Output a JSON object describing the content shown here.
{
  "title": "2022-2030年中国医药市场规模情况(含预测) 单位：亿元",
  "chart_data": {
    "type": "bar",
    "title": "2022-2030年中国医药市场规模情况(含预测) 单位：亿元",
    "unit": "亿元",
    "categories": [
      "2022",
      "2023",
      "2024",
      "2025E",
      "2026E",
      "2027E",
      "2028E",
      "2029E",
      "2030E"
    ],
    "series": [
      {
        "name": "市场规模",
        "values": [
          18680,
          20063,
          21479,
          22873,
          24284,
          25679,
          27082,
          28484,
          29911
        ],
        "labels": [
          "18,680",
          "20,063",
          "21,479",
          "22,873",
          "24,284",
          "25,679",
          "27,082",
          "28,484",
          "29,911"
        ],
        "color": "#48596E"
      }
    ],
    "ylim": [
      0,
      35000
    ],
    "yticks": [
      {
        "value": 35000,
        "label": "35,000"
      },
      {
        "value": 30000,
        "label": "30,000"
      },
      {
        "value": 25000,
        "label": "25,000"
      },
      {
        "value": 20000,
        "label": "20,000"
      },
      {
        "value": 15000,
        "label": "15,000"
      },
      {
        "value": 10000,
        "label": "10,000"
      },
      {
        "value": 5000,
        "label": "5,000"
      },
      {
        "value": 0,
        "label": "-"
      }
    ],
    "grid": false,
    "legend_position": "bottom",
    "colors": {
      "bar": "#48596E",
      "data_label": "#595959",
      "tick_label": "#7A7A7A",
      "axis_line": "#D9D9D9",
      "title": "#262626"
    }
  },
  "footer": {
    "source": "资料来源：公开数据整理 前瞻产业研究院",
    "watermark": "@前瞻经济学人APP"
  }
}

● Task to complete:
Retype the whole listing above exactly.

● Answer to this problem:
Output a JSON object describing the content shown here.
{
  "title": "2022-2030年中国医药市场规模情况(含预测) 单位：亿元",
  "chart_data": {
    "type": "bar",
    "title": "2022-2030年中国医药市场规模情况(含预测) 单位：亿元",
    "unit": "亿元",
    "categories": [
      "2022",
      "2023",
      "2024",
      "2025E",
      "2026E",
      "2027E",
      "2028E",
      "2029E",
      "2030E"
    ],
    "series": [
      {
        "name": "市场规模",
        "values": [
          18680,
          20063,
          21479,
          22873,
          24284,
          25679,
          27082,
          28484,
          29911
        ],
        "labels": [
          "18,680",
          "20,063",
          "21,479",
          "22,873",
          "24,284",
          "25,679",
          "27,082",
          "28,484",
          "29,911"
        ],
        "color": "#48596E"
      }
    ],
    "ylim": [
      0,
      35000
    ],
    "yticks": [
      {
        "value": 35000,
        "label": "35,000"
      },
      {
        "value": 30000,
        "label": "30,000"
      },
      {
        "value": 25000,
        "label": "25,000"
      },
      {
        "value": 20000,
        "label": "20,000"
      },
      {
        "value": 15000,
        "label": "15,000"
      },
      {
        "value": 10000,
        "label": "10,000"
      },
      {
        "value": 5000,
        "label": "5,000"
      },
      {
        "value": 0,
        "label": "-"
      }
    ],
    "grid": false,
    "legend_position": "bottom",
    "colors": {
      "bar": "#48596E",
      "data_label": "#595959",
      "tick_label": "#7A7A7A",
      "axis_line": "#D9D9D9",
      "title": "#262626"
    }
  },
  "footer": {
    "source": "资料来源：公开数据整理 前瞻产业研究院",
    "watermark": "@前瞻经济学人APP"
  }
}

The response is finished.